▶ [Records supplied]
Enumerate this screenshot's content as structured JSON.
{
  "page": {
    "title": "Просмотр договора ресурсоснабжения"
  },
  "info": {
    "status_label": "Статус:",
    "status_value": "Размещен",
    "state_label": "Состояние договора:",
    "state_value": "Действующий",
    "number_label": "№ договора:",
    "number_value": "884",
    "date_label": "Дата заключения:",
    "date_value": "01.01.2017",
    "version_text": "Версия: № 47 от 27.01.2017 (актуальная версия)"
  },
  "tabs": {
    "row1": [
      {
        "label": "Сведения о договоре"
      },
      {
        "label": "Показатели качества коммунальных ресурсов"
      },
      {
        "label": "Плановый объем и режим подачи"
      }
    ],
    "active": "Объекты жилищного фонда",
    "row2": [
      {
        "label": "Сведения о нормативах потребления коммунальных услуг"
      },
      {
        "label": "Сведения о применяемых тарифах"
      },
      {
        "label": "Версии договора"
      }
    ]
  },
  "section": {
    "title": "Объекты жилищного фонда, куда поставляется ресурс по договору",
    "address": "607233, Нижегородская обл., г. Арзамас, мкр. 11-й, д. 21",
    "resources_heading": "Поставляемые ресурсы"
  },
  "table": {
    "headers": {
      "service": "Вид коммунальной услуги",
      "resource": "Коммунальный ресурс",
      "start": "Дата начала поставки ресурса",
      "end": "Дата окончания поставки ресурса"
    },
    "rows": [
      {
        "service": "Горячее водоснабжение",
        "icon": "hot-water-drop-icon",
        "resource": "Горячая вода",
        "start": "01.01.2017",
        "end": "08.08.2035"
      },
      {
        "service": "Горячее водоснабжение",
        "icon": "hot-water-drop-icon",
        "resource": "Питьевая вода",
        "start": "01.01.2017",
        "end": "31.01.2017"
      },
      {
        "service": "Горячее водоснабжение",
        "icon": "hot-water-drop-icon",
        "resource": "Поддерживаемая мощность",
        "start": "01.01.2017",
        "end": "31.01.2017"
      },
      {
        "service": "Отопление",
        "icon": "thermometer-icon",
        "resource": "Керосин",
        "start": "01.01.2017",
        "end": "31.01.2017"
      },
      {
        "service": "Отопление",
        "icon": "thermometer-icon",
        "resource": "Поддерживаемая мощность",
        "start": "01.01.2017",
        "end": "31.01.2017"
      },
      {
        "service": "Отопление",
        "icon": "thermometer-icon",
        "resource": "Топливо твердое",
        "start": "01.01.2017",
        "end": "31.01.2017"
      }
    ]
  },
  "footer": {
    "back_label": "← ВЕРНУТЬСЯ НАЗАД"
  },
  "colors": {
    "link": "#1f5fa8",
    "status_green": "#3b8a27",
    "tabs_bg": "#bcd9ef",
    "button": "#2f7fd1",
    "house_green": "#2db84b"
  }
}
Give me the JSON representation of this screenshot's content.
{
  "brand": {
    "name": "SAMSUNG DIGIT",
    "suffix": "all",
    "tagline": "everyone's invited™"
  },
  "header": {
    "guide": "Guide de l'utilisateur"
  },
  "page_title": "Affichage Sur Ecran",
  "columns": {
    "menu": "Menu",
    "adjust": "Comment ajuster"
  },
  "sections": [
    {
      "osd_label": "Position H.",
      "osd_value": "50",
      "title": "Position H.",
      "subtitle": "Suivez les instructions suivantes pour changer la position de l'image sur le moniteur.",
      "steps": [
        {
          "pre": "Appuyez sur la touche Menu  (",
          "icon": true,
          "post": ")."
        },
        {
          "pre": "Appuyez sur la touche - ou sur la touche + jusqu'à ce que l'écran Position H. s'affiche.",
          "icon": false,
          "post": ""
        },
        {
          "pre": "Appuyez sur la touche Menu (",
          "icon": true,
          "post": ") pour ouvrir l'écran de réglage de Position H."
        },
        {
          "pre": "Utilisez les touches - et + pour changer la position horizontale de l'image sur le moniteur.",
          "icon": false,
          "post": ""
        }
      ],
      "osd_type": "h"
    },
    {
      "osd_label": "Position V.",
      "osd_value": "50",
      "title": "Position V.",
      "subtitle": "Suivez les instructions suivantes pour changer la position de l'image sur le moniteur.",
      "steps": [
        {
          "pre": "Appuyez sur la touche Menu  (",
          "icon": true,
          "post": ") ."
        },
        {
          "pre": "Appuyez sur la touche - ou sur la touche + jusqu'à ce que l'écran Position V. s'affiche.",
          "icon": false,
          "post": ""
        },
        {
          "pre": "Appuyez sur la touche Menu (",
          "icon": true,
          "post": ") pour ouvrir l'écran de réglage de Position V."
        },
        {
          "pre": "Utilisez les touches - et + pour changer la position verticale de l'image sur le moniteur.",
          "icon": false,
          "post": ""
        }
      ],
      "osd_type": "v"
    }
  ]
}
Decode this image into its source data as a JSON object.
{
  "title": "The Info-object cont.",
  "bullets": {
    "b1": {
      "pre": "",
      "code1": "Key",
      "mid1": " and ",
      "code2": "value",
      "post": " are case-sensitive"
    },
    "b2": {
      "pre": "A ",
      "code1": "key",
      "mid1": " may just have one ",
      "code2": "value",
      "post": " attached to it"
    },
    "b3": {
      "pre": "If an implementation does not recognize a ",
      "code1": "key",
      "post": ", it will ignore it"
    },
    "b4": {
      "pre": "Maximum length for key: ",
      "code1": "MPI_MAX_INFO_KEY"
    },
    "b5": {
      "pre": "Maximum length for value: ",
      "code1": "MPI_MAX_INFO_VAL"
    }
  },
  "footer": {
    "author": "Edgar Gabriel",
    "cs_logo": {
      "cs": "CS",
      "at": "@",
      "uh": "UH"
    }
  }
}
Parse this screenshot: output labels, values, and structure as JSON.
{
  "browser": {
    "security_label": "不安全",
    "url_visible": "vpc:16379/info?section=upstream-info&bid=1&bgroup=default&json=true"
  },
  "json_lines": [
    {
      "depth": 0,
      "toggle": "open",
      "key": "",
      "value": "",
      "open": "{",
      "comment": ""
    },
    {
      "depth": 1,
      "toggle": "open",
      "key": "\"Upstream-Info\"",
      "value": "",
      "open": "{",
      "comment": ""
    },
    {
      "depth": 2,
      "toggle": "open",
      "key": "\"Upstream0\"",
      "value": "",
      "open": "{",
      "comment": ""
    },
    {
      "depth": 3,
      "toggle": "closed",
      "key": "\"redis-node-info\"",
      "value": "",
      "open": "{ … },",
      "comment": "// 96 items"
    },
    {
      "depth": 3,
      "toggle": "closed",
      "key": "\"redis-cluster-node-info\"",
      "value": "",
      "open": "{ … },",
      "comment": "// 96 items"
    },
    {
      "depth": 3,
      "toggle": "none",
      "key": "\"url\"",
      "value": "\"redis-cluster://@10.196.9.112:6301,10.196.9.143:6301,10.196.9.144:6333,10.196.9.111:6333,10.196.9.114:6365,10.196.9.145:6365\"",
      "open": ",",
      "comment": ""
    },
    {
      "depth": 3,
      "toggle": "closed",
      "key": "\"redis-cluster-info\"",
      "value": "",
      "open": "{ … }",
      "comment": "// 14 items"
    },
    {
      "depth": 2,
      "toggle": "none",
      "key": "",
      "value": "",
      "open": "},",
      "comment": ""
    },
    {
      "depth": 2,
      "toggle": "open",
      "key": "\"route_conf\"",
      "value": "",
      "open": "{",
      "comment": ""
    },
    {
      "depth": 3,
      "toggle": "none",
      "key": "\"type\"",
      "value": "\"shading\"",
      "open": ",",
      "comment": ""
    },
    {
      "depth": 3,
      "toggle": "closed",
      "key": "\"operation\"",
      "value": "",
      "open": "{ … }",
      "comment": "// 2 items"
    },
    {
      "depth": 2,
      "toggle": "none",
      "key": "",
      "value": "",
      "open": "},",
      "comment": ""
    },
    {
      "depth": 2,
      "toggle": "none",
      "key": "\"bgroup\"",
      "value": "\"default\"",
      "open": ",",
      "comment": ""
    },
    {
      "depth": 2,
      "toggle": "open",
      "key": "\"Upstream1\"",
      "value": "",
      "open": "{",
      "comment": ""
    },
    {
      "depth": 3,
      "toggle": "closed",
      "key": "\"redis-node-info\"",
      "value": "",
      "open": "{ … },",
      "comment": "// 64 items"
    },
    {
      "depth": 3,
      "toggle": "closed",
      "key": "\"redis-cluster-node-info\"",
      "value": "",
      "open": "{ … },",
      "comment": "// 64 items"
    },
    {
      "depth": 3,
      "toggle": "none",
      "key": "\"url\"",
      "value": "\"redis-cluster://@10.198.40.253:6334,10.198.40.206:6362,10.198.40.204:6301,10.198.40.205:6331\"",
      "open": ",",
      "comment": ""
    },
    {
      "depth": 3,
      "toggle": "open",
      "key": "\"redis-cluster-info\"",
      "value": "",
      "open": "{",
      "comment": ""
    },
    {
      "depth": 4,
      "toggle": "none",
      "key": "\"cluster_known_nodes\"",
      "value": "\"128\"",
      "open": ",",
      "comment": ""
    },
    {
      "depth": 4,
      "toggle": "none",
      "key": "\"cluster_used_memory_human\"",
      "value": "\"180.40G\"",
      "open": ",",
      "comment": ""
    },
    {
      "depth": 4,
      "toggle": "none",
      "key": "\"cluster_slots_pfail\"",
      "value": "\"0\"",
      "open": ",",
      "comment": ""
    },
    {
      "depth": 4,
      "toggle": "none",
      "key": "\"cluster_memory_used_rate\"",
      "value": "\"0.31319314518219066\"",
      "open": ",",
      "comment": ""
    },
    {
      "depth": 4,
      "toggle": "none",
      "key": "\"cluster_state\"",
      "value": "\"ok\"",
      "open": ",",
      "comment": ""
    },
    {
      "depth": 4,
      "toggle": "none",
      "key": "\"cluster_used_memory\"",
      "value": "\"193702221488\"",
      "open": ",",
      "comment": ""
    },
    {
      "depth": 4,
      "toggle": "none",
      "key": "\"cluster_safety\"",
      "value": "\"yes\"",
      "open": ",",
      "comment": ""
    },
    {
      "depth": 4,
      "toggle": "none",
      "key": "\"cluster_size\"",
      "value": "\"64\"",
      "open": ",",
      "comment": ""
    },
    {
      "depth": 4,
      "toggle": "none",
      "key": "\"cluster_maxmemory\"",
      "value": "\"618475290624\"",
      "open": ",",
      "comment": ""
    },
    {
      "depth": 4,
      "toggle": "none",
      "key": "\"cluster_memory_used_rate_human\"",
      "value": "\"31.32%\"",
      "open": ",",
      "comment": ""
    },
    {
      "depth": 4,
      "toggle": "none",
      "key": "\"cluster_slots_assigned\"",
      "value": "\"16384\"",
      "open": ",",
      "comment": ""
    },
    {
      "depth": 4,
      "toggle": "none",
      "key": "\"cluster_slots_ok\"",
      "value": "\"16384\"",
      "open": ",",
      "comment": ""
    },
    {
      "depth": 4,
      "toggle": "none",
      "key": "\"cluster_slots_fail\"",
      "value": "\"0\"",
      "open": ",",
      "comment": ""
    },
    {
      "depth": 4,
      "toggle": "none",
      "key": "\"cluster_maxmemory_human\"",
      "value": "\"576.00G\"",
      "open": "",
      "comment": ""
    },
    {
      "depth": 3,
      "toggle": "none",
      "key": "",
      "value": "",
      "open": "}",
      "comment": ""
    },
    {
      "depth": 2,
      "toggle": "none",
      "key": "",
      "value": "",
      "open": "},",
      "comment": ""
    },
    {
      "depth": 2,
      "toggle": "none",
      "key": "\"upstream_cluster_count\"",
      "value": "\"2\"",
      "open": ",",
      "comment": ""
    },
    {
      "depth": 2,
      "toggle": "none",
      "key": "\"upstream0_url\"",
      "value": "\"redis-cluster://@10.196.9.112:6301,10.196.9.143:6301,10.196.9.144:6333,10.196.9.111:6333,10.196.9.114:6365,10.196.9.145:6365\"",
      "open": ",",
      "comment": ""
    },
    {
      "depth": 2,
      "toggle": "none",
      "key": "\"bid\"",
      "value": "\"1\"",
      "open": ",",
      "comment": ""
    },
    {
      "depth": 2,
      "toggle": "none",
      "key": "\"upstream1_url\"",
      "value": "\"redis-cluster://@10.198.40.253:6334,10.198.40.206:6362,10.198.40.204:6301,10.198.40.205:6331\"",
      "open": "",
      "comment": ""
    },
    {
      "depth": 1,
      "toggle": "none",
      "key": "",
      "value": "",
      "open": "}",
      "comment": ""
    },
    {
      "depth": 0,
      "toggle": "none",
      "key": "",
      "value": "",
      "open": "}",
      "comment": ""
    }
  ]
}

▶ [Exercise directions] Single out each line of the records above with the string "Utilisez" in it, and copy it.

▶ [Correct response]
          "pre": "Utilisez les touches - et + pour changer la position horizontale de l'image sur le moniteur.",
          "pre": "Utilisez les touches - et + pour changer la position verticale de l'image sur le moniteur.",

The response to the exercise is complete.